SET TASK: Repeat all of the data precisely.
■ ■ ■ ■
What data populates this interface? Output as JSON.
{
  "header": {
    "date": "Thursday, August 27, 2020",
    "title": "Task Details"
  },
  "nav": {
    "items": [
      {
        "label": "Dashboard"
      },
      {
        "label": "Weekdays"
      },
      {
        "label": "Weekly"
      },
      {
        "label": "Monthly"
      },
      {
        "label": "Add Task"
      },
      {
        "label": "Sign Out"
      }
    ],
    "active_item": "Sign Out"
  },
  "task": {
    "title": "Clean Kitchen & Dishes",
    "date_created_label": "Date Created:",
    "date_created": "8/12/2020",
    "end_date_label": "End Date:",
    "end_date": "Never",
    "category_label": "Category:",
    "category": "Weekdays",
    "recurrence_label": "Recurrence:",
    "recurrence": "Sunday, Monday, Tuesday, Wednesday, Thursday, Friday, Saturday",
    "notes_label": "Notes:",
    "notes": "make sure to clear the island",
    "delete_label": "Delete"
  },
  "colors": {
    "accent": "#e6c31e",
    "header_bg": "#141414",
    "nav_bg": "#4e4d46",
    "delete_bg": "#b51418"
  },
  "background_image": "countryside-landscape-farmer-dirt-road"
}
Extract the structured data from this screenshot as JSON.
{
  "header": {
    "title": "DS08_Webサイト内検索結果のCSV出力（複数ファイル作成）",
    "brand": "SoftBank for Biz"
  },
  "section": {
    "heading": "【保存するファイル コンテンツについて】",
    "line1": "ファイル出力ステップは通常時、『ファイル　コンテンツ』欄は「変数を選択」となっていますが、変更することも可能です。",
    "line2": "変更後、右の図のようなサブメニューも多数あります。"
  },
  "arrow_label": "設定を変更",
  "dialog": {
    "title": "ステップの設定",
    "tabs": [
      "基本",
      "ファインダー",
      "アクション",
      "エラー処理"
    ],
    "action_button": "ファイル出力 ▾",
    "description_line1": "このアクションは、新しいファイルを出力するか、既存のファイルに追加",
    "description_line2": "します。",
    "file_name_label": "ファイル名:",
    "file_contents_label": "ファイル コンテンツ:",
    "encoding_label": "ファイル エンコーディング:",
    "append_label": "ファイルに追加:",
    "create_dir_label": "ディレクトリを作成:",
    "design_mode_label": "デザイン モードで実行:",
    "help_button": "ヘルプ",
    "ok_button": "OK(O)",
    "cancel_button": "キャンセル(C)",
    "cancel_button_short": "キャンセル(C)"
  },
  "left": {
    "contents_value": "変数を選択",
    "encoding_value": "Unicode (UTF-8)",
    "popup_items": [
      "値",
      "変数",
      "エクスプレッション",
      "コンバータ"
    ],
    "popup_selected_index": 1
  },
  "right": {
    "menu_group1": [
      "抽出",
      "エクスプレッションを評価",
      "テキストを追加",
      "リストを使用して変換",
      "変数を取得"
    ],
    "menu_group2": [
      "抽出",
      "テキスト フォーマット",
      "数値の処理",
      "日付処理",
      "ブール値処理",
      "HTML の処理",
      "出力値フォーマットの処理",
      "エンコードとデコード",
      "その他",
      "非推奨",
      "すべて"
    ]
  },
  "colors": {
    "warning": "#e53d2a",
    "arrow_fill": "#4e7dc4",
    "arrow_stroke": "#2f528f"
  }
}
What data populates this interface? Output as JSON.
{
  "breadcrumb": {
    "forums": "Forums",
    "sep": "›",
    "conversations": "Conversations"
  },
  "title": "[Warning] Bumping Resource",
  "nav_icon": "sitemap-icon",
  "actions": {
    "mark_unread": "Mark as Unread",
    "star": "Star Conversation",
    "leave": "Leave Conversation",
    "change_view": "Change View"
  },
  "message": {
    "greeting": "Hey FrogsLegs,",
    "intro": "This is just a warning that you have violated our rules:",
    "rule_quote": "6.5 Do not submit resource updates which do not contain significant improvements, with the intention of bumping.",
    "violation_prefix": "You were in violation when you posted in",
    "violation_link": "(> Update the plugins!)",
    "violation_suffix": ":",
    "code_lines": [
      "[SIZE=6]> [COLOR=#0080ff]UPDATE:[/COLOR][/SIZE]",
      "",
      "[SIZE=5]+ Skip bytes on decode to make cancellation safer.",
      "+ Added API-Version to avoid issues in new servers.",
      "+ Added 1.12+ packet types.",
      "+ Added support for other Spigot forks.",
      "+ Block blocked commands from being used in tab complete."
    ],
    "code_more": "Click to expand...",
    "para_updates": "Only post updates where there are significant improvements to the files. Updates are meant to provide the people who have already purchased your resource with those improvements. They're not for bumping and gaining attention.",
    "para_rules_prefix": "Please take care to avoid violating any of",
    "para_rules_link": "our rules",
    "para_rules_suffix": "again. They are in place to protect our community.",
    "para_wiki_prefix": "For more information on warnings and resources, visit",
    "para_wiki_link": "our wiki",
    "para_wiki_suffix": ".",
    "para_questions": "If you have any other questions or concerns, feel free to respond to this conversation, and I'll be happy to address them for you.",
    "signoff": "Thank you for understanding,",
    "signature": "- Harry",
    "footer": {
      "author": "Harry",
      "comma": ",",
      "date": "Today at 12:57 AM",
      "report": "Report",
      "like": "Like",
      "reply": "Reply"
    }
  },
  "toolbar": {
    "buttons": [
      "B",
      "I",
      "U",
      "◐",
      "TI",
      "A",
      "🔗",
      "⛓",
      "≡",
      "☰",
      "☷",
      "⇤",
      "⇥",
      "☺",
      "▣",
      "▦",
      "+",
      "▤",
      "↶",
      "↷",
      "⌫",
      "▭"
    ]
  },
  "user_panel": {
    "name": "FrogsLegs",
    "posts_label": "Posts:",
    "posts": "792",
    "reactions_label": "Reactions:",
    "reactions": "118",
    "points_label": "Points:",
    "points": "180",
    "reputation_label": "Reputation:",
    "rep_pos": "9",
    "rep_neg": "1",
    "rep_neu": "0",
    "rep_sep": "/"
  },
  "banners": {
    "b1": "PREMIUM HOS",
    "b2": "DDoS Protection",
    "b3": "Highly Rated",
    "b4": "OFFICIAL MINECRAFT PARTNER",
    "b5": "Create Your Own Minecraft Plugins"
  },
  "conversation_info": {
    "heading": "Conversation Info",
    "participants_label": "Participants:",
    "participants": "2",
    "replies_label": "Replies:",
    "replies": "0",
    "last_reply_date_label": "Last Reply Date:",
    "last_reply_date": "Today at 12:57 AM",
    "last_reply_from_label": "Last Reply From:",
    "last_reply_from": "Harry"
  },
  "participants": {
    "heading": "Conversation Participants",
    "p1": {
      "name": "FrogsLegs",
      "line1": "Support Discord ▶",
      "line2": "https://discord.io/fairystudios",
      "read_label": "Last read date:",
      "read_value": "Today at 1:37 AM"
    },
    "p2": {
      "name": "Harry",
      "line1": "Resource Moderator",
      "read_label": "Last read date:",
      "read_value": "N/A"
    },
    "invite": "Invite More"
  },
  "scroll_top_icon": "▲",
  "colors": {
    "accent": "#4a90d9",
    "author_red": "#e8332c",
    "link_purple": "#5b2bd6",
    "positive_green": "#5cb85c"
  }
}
■ ■ ■ ■
RESULT:
What data populates this interface? Output as JSON.
{
  "header": {
    "date": "Thursday, August 27, 2020",
    "title": "Task Details"
  },
  "nav": {
    "items": [
      {
        "label": "Dashboard"
      },
      {
        "label": "Weekdays"
      },
      {
        "label": "Weekly"
      },
      {
        "label": "Monthly"
      },
      {
        "label": "Add Task"
      },
      {
        "label": "Sign Out"
      }
    ],
    "active_item": "Sign Out"
  },
  "task": {
    "title": "Clean Kitchen & Dishes",
    "date_created_label": "Date Created:",
    "date_created": "8/12/2020",
    "end_date_label": "End Date:",
    "end_date": "Never",
    "category_label": "Category:",
    "category": "Weekdays",
    "recurrence_label": "Recurrence:",
    "recurrence": "Sunday, Monday, Tuesday, Wednesday, Thursday, Friday, Saturday",
    "notes_label": "Notes:",
    "notes": "make sure to clear the island",
    "delete_label": "Delete"
  },
  "colors": {
    "accent": "#e6c31e",
    "header_bg": "#141414",
    "nav_bg": "#4e4d46",
    "delete_bg": "#b51418"
  },
  "background_image": "countryside-landscape-farmer-dirt-road"
}
Extract the structured data from this screenshot as JSON.
{
  "header": {
    "title": "DS08_Webサイト内検索結果のCSV出力（複数ファイル作成）",
    "brand": "SoftBank for Biz"
  },
  "section": {
    "heading": "【保存するファイル コンテンツについて】",
    "line1": "ファイル出力ステップは通常時、『ファイル　コンテンツ』欄は「変数を選択」となっていますが、変更することも可能です。",
    "line2": "変更後、右の図のようなサブメニューも多数あります。"
  },
  "arrow_label": "設定を変更",
  "dialog": {
    "title": "ステップの設定",
    "tabs": [
      "基本",
      "ファインダー",
      "アクション",
      "エラー処理"
    ],
    "action_button": "ファイル出力 ▾",
    "description_line1": "このアクションは、新しいファイルを出力するか、既存のファイルに追加",
    "description_line2": "します。",
    "file_name_label": "ファイル名:",
    "file_contents_label": "ファイル コンテンツ:",
    "encoding_label": "ファイル エンコーディング:",
    "append_label": "ファイルに追加:",
    "create_dir_label": "ディレクトリを作成:",
    "design_mode_label": "デザイン モードで実行:",
    "help_button": "ヘルプ",
    "ok_button": "OK(O)",
    "cancel_button": "キャンセル(C)",
    "cancel_button_short": "キャンセル(C)"
  },
  "left": {
    "contents_value": "変数を選択",
    "encoding_value": "Unicode (UTF-8)",
    "popup_items": [
      "値",
      "変数",
      "エクスプレッション",
      "コンバータ"
    ],
    "popup_selected_index": 1
  },
  "right": {
    "menu_group1": [
      "抽出",
      "エクスプレッションを評価",
      "テキストを追加",
      "リストを使用して変換",
      "変数を取得"
    ],
    "menu_group2": [
      "抽出",
      "テキスト フォーマット",
      "数値の処理",
      "日付処理",
      "ブール値処理",
      "HTML の処理",
      "出力値フォーマットの処理",
      "エンコードとデコード",
      "その他",
      "非推奨",
      "すべて"
    ]
  },
  "colors": {
    "warning": "#e53d2a",
    "arrow_fill": "#4e7dc4",
    "arrow_stroke": "#2f528f"
  }
}
What data populates this interface? Output as JSON.
{
  "breadcrumb": {
    "forums": "Forums",
    "sep": "›",
    "conversations": "Conversations"
  },
  "title": "[Warning] Bumping Resource",
  "nav_icon": "sitemap-icon",
  "actions": {
    "mark_unread": "Mark as Unread",
    "star": "Star Conversation",
    "leave": "Leave Conversation",
    "change_view": "Change View"
  },
  "message": {
    "greeting": "Hey FrogsLegs,",
    "intro": "This is just a warning that you have violated our rules:",
    "rule_quote": "6.5 Do not submit resource updates which do not contain significant improvements, with the intention of bumping.",
    "violation_prefix": "You were in violation when you posted in",
    "violation_link": "(> Update the plugins!)",
    "violation_suffix": ":",
    "code_lines": [
      "[SIZE=6]> [COLOR=#0080ff]UPDATE:[/COLOR][/SIZE]",
      "",
      "[SIZE=5]+ Skip bytes on decode to make cancellation safer.",
      "+ Added API-Version to avoid issues in new servers.",
      "+ Added 1.12+ packet types.",
      "+ Added support for other Spigot forks.",
      "+ Block blocked commands from being used in tab complete."
    ],
    "code_more": "Click to expand...",
    "para_updates": "Only post updates where there are significant improvements to the files. Updates are meant to provide the people who have already purchased your resource with those improvements. They're not for bumping and gaining attention.",
    "para_rules_prefix": "Please take care to avoid violating any of",
    "para_rules_link": "our rules",
    "para_rules_suffix": "again. They are in place to protect our community.",
    "para_wiki_prefix": "For more information on warnings and resources, visit",
    "para_wiki_link": "our wiki",
    "para_wiki_suffix": ".",
    "para_questions": "If you have any other questions or concerns, feel free to respond to this conversation, and I'll be happy to address them for you.",
    "signoff": "Thank you for understanding,",
    "signature": "- Harry",
    "footer": {
      "author": "Harry",
      "comma": ",",
      "date": "Today at 12:57 AM",
      "report": "Report",
      "like": "Like",
      "reply": "Reply"
    }
  },
  "toolbar": {
    "buttons": [
      "B",
      "I",
      "U",
      "◐",
      "TI",
      "A",
      "🔗",
      "⛓",
      "≡",
      "☰",
      "☷",
      "⇤",
      "⇥",
      "☺",
      "▣",
      "▦",
      "+",
      "▤",
      "↶",
      "↷",
      "⌫",
      "▭"
    ]
  },
  "user_panel": {
    "name": "FrogsLegs",
    "posts_label": "Posts:",
    "posts": "792",
    "reactions_label": "Reactions:",
    "reactions": "118",
    "points_label": "Points:",
    "points": "180",
    "reputation_label": "Reputation:",
    "rep_pos": "9",
    "rep_neg": "1",
    "rep_neu": "0",
    "rep_sep": "/"
  },
  "banners": {
    "b1": "PREMIUM HOS",
    "b2": "DDoS Protection",
    "b3": "Highly Rated",
    "b4": "OFFICIAL MINECRAFT PARTNER",
    "b5": "Create Your Own Minecraft Plugins"
  },
  "conversation_info": {
    "heading": "Conversation Info",
    "participants_label": "Participants:",
    "participants": "2",
    "replies_label": "Replies:",
    "replies": "0",
    "last_reply_date_label": "Last Reply Date:",
    "last_reply_date": "Today at 12:57 AM",
    "last_reply_from_label": "Last Reply From:",
    "last_reply_from": "Harry"
  },
  "participants": {
    "heading": "Conversation Participants",
    "p1": {
      "name": "FrogsLegs",
      "line1": "Support Discord ▶",
      "line2": "https://discord.io/fairystudios",
      "read_label": "Last read date:",
      "read_value": "Today at 1:37 AM"
    },
    "p2": {
      "name": "Harry",
      "line1": "Resource Moderator",
      "read_label": "Last read date:",
      "read_value": "N/A"
    },
    "invite": "Invite More"
  },
  "scroll_top_icon": "▲",
  "colors": {
    "accent": "#4a90d9",
    "author_red": "#e8332c",
    "link_purple": "#5b2bd6",
    "positive_green": "#5cb85c"
  }
}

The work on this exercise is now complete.